BEGIN PASSAGE FOR REVIEW

Notwithstanding both the technical grounds and Plaintiffs failure to state a claim under the state whistle blower statute as warranting dismissal, we further find that the other possible actions the plaintiff could claim would not survive Defendant's Rule 12(b)(6) motion.
Accepting Plaintiffs allegations as true, as required by Rule 12(b)(6), this Court would have to dismiss the federal claims. The plaintiff leaves no room for consideration otherwise when he expressly states in his pleadings that "[he] does not at this time have a claim under either the Labor Relations Management Act of 1947, 29 U.S.C. § 185, or the Racketeering and Corrupt Organizations Act of 1970, 18 U.S.C. § 1961." (Motion to Remand at ¶ 9).
At this stage of the proceedings, accepting Plaintiff's allegations, we recognize that he claims not to allege a LRMA claim and thus, there is no need to consider it under Rule 12(b)(6). However, for the sake of completeness, we included it in our review. Moreover, it represents our analysis of Plaintiff s contract claim because, while we need not rule on it, Section 301 of the LRMA likely preempts that state claim. See 29 U.S.C. § 185(a); Allis-Chalmers Corp. v. Lueck. 471 U.S. 202, 209-10, 105 S.Ct. 1904, 85 L.Ed.2d 206 (1985) (discussing Section 301's preemption of state contractual disputes involving a collective bargaining agreement).
To underscore this statement, and hence the futility of his claims, Plaintiff also highlights that his pleadings fail to mention the LRMA and makes plain that, regarding the RICO claim, he cannot survive the Rule 12(b)(6) standard claim because he "does not at his time possess facts sufficient to constitute a claim for racketeering." (Motion to Remand at ¶¶ 7, 8). Based on Plaintiffs assertions, we must grant the motion to dismiss with respect to these federal claims.

END PASSAGE FOR REVIEW
BEGIN SOURCE DATA

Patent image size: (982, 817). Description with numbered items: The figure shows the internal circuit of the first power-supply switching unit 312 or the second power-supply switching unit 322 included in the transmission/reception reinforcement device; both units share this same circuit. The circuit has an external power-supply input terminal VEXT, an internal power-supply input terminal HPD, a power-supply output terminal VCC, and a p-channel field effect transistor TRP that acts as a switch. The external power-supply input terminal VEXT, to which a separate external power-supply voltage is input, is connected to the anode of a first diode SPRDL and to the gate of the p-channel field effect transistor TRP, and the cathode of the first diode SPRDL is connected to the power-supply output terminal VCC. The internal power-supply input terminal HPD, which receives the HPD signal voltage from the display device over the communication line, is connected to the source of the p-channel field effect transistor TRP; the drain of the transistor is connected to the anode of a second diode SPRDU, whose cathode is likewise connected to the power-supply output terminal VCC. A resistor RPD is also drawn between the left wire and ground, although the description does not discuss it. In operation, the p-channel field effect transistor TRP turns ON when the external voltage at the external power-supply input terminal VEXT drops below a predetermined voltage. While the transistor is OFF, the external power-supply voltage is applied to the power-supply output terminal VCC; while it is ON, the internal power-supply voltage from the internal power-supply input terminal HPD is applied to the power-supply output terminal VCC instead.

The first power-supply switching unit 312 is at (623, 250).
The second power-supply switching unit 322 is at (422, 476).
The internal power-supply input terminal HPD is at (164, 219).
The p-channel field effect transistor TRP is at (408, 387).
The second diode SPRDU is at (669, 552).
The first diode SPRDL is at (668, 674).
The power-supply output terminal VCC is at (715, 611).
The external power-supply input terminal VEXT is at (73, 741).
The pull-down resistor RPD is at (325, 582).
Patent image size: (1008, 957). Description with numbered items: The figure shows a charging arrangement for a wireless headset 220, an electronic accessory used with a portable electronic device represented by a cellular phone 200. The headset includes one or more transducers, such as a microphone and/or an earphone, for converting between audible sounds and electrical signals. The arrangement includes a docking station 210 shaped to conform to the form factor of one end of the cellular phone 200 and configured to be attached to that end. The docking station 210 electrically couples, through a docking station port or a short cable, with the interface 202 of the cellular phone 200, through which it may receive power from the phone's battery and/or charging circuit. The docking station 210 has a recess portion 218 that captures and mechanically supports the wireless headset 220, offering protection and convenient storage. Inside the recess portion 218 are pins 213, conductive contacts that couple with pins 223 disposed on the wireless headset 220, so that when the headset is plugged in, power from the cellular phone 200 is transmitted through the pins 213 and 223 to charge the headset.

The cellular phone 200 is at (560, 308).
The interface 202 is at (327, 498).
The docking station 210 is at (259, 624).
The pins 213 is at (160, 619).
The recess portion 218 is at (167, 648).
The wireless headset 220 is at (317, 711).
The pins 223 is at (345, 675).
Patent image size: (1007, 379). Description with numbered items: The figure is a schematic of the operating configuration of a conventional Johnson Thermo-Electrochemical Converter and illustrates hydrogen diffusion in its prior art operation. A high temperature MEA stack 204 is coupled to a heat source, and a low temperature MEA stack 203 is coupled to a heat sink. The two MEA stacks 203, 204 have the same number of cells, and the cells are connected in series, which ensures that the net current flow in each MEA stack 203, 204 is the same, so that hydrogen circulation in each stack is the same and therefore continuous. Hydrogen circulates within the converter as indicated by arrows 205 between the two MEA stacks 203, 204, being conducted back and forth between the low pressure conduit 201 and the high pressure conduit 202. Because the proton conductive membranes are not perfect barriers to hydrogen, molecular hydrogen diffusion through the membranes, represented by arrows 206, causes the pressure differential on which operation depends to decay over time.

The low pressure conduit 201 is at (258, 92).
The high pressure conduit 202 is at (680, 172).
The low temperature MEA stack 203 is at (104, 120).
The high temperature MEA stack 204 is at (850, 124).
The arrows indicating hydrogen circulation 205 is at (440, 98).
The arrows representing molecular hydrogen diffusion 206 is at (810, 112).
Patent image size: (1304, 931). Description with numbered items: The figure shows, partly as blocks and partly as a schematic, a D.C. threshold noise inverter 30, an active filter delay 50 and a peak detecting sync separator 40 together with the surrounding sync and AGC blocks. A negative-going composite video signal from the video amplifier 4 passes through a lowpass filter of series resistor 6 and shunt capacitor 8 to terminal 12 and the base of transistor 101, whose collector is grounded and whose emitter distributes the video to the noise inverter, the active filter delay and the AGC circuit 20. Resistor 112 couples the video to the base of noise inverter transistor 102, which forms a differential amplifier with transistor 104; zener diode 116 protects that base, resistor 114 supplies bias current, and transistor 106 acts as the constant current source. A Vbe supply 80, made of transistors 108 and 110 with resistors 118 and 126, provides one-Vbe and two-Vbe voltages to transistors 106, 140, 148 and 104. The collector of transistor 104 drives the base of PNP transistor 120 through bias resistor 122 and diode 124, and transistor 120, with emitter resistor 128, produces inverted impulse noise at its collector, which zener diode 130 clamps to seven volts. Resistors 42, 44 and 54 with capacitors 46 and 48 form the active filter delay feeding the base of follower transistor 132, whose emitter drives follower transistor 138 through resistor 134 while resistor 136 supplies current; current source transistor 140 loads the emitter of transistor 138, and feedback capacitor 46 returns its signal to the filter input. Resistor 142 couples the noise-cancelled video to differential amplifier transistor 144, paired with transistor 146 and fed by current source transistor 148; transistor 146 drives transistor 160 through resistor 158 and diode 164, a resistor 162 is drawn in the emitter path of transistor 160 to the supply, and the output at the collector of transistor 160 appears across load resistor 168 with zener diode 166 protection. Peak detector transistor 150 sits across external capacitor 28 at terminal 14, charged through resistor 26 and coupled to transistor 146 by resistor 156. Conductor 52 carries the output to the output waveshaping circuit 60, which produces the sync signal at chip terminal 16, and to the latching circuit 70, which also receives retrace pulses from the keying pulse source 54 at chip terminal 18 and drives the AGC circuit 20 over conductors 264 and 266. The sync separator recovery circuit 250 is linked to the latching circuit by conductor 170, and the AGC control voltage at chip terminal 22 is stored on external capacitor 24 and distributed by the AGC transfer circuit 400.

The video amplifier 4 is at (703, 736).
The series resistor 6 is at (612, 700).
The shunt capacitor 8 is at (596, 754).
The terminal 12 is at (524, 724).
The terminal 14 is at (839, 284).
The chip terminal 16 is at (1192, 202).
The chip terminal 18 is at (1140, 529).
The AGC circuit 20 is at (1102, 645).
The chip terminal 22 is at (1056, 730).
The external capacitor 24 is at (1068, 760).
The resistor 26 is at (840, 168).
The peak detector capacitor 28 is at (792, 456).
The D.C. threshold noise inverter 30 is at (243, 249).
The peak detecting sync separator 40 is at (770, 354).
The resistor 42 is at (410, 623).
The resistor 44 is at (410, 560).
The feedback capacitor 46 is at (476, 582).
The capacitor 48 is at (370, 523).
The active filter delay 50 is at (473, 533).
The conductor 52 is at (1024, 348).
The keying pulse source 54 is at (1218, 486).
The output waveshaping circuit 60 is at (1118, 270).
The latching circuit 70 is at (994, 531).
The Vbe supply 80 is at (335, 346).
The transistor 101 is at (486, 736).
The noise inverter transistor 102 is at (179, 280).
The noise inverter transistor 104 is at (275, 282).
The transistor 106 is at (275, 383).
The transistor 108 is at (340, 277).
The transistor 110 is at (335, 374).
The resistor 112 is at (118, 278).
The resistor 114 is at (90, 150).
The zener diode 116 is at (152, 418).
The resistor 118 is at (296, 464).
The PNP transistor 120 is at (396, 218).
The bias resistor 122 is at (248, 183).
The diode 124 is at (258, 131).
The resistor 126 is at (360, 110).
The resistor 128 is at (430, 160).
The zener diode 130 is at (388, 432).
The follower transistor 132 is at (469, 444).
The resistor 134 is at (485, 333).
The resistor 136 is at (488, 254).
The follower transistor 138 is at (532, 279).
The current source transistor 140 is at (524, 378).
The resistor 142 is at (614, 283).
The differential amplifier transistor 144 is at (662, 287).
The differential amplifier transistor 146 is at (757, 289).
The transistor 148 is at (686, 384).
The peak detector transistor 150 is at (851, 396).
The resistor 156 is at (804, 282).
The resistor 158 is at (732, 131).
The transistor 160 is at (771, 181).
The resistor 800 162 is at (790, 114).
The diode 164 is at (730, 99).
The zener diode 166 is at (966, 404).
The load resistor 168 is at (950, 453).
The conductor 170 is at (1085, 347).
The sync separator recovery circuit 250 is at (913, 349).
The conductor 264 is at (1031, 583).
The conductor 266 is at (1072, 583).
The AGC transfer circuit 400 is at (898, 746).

END SOURCE DATA

• _EXERCISE_
For each statement, answer yes or no on whether it agrees with the court opinion passage, and quote the exact words from the passage that settle it. (a) The plaintiff said in his pleadings that he does not have a claim under the Labor Relations Management Act of 1947. (b) The court ruled that Section 301 of the LRMA preempts the plaintiff's contract claim. (c) The court grants the motion to dismiss as to the federal claims. The listing comes from a different source than the court opinion passage.

• _SOLVED EXERCISE_
(a) Yes: "does not at this time have a claim under either the Labor Relations Management Act of 1947"
(b) No: "while we need not rule on it, Section 301 of the LRMA likely preempts that state claim"
(c) Yes: "we must grant the motion to dismiss with respect to these federal claims"